## start Material to process

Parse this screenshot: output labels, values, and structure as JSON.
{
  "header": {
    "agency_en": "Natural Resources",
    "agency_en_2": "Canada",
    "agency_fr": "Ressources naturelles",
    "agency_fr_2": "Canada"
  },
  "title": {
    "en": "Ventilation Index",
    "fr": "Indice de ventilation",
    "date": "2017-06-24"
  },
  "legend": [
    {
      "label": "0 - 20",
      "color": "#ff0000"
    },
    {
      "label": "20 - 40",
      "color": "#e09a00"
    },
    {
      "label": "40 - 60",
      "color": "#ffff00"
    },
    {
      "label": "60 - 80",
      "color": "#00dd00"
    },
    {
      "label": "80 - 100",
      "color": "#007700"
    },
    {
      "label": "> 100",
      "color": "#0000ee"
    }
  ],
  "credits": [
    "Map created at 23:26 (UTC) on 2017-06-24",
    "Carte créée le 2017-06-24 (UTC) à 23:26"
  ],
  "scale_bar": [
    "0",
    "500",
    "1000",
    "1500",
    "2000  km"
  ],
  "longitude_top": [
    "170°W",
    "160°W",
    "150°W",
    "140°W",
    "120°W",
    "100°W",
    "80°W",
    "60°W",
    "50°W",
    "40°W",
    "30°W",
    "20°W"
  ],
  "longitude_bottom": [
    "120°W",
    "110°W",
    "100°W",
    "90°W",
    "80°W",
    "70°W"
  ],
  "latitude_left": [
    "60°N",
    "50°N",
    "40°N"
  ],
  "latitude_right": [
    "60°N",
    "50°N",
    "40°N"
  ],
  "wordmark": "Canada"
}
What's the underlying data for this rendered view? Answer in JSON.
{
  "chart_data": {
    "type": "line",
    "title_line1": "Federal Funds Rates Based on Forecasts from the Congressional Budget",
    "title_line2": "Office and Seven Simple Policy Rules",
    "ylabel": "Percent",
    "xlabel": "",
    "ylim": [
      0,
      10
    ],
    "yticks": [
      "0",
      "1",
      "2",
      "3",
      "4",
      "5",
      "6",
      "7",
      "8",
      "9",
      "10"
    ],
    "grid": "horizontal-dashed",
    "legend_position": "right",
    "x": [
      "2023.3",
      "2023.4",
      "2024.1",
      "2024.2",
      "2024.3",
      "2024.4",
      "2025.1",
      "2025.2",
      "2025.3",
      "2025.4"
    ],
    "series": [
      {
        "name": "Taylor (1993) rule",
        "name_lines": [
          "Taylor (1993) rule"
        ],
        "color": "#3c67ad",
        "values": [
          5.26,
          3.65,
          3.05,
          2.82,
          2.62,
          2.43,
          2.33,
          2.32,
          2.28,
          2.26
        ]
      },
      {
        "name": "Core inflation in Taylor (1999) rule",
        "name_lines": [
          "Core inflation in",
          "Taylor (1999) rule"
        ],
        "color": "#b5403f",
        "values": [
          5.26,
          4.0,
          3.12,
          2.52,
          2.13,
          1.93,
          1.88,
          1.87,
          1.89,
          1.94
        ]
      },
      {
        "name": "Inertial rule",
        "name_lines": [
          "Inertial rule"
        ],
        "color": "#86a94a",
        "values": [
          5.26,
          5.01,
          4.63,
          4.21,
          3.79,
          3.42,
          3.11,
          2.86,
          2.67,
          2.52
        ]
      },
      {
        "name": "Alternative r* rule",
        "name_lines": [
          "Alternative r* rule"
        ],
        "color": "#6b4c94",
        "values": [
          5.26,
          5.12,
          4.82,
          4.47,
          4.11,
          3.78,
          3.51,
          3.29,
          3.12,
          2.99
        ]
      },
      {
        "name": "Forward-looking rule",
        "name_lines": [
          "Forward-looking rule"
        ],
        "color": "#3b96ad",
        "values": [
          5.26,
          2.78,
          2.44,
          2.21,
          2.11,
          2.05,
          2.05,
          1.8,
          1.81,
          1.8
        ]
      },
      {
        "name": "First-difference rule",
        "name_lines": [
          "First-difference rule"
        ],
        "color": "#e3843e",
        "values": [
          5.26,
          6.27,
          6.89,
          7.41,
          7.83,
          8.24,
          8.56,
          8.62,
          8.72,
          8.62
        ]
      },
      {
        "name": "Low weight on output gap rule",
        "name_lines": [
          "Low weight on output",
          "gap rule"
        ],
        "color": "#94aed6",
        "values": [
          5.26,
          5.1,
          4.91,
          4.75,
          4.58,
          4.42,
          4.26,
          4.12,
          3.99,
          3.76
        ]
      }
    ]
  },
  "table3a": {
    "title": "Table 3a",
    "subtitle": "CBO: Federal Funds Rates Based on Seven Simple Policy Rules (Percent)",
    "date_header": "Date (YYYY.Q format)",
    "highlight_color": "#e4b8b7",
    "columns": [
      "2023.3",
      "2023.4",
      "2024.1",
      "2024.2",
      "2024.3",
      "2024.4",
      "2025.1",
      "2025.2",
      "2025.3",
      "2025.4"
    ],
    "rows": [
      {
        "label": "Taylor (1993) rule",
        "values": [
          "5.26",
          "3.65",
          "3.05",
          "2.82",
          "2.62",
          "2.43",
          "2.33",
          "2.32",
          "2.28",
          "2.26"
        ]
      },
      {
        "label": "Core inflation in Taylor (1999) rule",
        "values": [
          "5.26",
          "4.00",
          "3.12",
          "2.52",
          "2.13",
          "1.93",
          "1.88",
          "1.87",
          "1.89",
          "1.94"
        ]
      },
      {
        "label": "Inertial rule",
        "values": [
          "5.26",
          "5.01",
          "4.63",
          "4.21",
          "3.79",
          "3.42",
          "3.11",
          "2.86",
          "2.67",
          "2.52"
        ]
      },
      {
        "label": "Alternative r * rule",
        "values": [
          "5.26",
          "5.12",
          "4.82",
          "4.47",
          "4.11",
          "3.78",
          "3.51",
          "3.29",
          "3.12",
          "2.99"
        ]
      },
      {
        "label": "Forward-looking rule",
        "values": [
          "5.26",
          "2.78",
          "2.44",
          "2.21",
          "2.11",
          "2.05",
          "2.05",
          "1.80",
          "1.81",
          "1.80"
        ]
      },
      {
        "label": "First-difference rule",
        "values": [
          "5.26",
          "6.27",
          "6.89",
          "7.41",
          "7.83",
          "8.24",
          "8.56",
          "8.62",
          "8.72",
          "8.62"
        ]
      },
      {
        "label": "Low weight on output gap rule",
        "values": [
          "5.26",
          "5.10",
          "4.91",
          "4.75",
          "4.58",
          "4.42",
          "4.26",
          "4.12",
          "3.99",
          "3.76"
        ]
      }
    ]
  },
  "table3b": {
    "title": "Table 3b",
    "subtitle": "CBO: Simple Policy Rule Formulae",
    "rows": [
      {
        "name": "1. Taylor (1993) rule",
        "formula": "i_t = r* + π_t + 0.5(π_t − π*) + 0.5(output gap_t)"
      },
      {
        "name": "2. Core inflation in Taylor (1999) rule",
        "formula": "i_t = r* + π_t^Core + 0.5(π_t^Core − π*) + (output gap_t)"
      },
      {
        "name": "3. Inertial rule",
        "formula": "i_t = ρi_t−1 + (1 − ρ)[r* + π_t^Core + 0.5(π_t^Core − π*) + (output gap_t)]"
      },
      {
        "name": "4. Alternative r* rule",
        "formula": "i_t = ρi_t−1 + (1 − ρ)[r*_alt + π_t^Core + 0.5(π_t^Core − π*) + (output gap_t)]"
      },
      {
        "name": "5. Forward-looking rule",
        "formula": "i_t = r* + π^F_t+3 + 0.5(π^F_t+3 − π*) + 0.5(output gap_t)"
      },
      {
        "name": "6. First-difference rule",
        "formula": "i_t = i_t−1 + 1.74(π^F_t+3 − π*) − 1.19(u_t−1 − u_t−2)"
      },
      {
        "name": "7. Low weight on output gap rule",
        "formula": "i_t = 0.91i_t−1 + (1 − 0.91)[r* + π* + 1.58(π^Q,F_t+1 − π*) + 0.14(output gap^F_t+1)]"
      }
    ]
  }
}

## end Material to process

**Set task**
Within the records, how many lines include "First"? The answer is the number and nothing else.

**Response**
4